___ Dataset excerpts

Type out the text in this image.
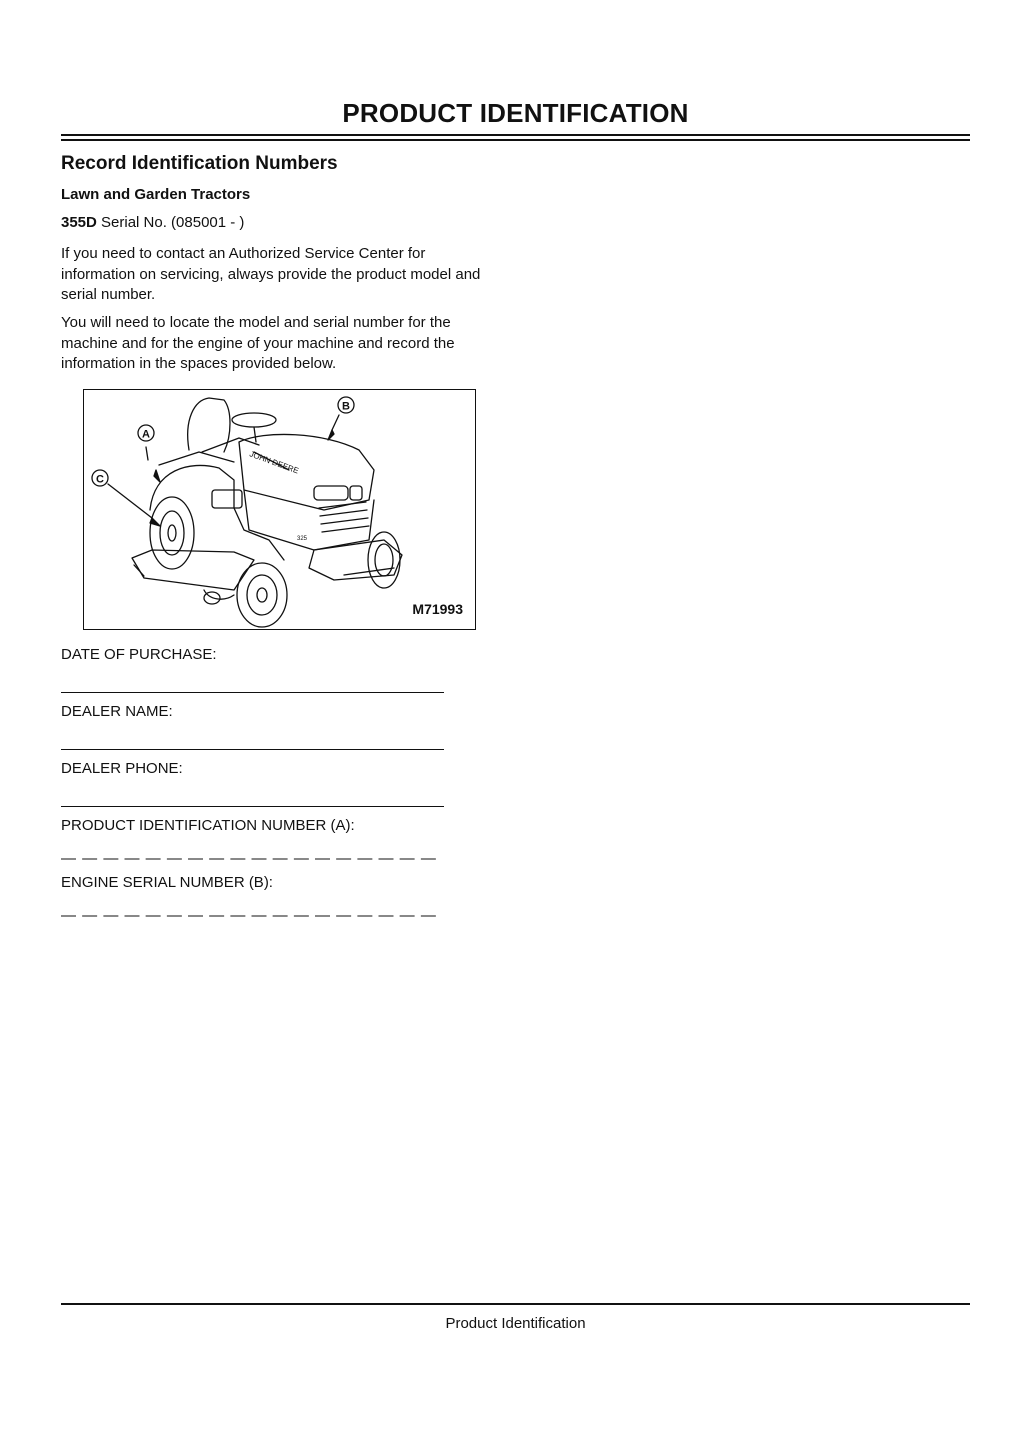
PRODUCT IDENTIFICATION
Record Identification Numbers
Lawn and Garden Tractors
355D Serial No. (085001 - )

If you need to contact an Authorized Service Center for information on servicing, always provide the product model and serial number.

You will need to locate the model and serial number for the machine and for the engine of your machine and record the information in the spaces provided below.

JOHN DEERE
325
B
A
C
M71993
DATE OF PURCHASE:
DEALER NAME:
DEALER PHONE:
PRODUCT IDENTIFICATION NUMBER (A):
— — — — — — — — — — — — — — — — — —
ENGINE SERIAL NUMBER (B):
— — — — — — — — — — — — — — — — — —
Product Identification
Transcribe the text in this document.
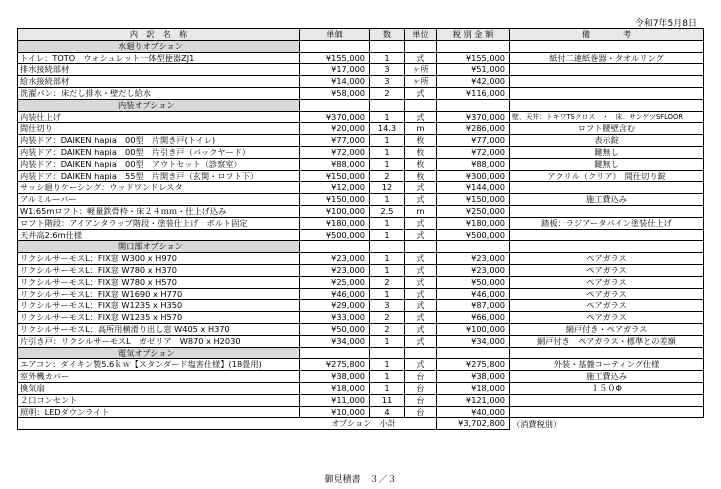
令和7年5月8日
内　訳　名　称	単価	数	単位	税 別 金 額	備　　　　考
水廻りオプション					
トイレ：TOTO　ウォシュレット一体型便器ZJ1	¥155,000	1	式	¥155,000	紙付二連紙巻器・タオルリング
排水接続部材	¥17,000	3	ヶ所	¥51,000	
給水接続部材	¥14,000	3	ヶ所	¥42,000	
洗濯パン：床だし排水・壁だし給水	¥58,000	2	式	¥116,000	
内装オプション					
内装仕上げ	¥370,000	1	式	¥370,000	壁、天井：トキワTSクロス　・　床：サンゲツSFLOOR
間仕切り	¥20,000	14.3	m	¥286,000	ロフト腰壁含む
内装ドア：DAIKEN hapia　00型　片開き戸(トイレ)	¥77,000	1	枚	¥77,000	表示錠
内装ドア：DAIKEN hapia　00型　片引き戸（バックヤード）	¥72,000	1	枚	¥72,000	鍵無し
内装ドア：DAIKEN hapia　00型　アウトセット（診察室）	¥88,000	1	枚	¥88,000	鍵無し
内装ドア：DAIKEN hapia　55型　片開き戸（玄関・ロフト下）	¥150,000	2	枚	¥300,000	アクリル（クリア）　間仕切り錠
サッシ廻りケーシング：ウッドワンドレスタ	¥12,000	12	式	¥144,000	
アルミルーバー	¥150,000	1	式	¥150,000	施工費込み
W1.65mロフト：軽量鉄骨枠・床２４ｍｍ・仕上げ込み	¥100,000	2.5	m	¥250,000	
ロフト階段：アイアンタラップ階段・塗装仕上げ　ボルト固定	¥180,000	1	式	¥180,000	踏板：ラジアータパイン塗装仕上げ
天井高2.6m仕様	¥500,000	1	式	¥500,000	
開口部オプション					
リクシルサーモスL：FIX窓 W300 x H970	¥23,000	1	式	¥23,000	ペアガラス
リクシルサーモスL：FIX窓 W780 x H370	¥23,000	1	式	¥23,000	ペアガラス
リクシルサーモスL：FIX窓 W780 x H570	¥25,000	2	式	¥50,000	ペアガラス
リクシルサーモスL：FIX窓 W1690 x H770	¥46,000	1	式	¥46,000	ペアガラス
リクシルサーモスL：FIX窓 W1235 x H350	¥29,000	3	式	¥87,000	ペアガラス
リクシルサーモスL：FIX窓 W1235 x H570	¥33,000	2	式	¥66,000	ペアガラス
リクシルサーモスL：高所用横滑り出し窓 W405 x H370	¥50,000	2	式	¥100,000	網戸付き・ペアガラス
片引き戸：リクシルサーモスL　ガゼリア　W870 x H2030	¥34,000	1	式	¥34,000	網戸付き　ペアガラス・標準との差額
電気オプション					
エアコン：ダイキン製5.6ｋｗ【スタンダード塩害仕様】(18畳用)	¥275,800	1	式	¥275,800	外装・基盤コーティング仕様
室外機カバー	¥38,000	1	台	¥38,000	施工費込み
換気扇	¥18,000	1	台	¥18,000	１５０Φ
２口コンセント	¥11,000	11	台	¥121,000	
照明：LEDダウンライト	¥10,000	4	台	¥40,000	
オプション　小計				¥3,702,800	（消費税別）
御見積書　３／３
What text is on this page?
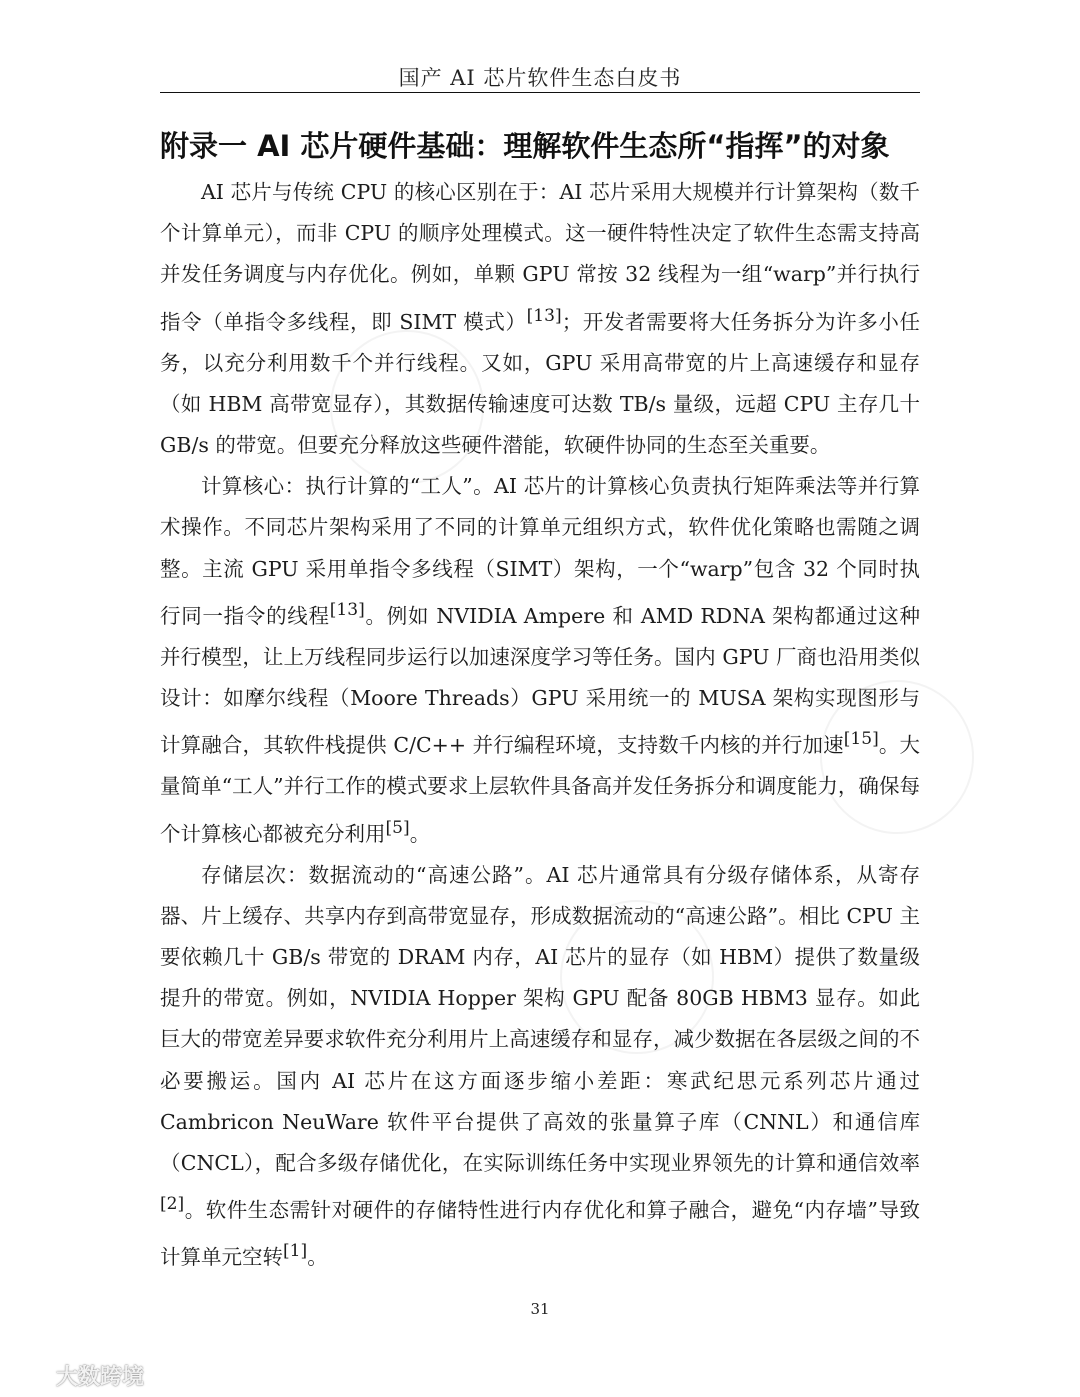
国产 AI 芯片软件生态白皮书
附录一 AI 芯片硬件基础：理解软件生态所“指挥”的对象

AI 芯片与传统 CPU 的核心区别在于：AI 芯片采用大规模并行计算架构（数千个计算单元），而非 CPU 的顺序处理模式。这一硬件特性决定了软件生态需支持高并发任务调度与内存优化。例如，单颗 GPU 常按 32 线程为一组“warp”并行执行指令（单指令多线程，即 SIMT 模式）[13]；开发者需要将大任务拆分为许多小任务，以充分利用数千个并行线程。又如，GPU 采用高带宽的片上高速缓存和显存（如 HBM 高带宽显存），其数据传输速度可达数 TB/s 量级，远超 CPU 主存几十 GB/s 的带宽。但要充分释放这些硬件潜能，软硬件协同的生态至关重要。

计算核心：执行计算的“工人”。AI 芯片的计算核心负责执行矩阵乘法等并行算术操作。不同芯片架构采用了不同的计算单元组织方式，软件优化策略也需随之调整。主流 GPU 采用单指令多线程（SIMT）架构，一个“warp”包含 32 个同时执行同一指令的线程[13]。例如 NVIDIA Ampere 和 AMD RDNA 架构都通过这种并行模型，让上万线程同步运行以加速深度学习等任务。国内 GPU 厂商也沿用类似设计：如摩尔线程（Moore Threads）GPU 采用统一的 MUSA 架构实现图形与计算融合，其软件栈提供 C/C++ 并行编程环境，支持数千内核的并行加速[15]。大量简单“工人”并行工作的模式要求上层软件具备高并发任务拆分和调度能力，确保每个计算核心都被充分利用[5]。

存储层次：数据流动的“高速公路”。AI 芯片通常具有分级存储体系，从寄存器、片上缓存、共享内存到高带宽显存，形成数据流动的“高速公路”。相比 CPU 主要依赖几十 GB/s 带宽的 DRAM 内存，AI 芯片的显存（如 HBM）提供了数量级提升的带宽。例如，NVIDIA Hopper 架构 GPU 配备 80GB HBM3 显存。如此巨大的带宽差异要求软件充分利用片上高速缓存和显存，减少数据在各层级之间的不必要搬运。国内 AI 芯片在这方面逐步缩小差距：寒武纪思元系列芯片通过 Cambricon NeuWare 软件平台提供了高效的张量算子库（CNNL）和通信库（CNCL），配合多级存储优化，在实际训练任务中实现业界领先的计算和通信效率[2]。软件生态需针对硬件的存储特性进行内存优化和算子融合，避免“内存墙”导致计算单元空转[1]。

31
大数跨境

______

Prompt - Write out every line of the listing that holds the word "施工費込み".

Solution to this problem -
アルミルーバー	¥150,000	1	式	¥150,000	施工費込み
室外機カバー	¥38,000	1	台	¥38,000	施工費込み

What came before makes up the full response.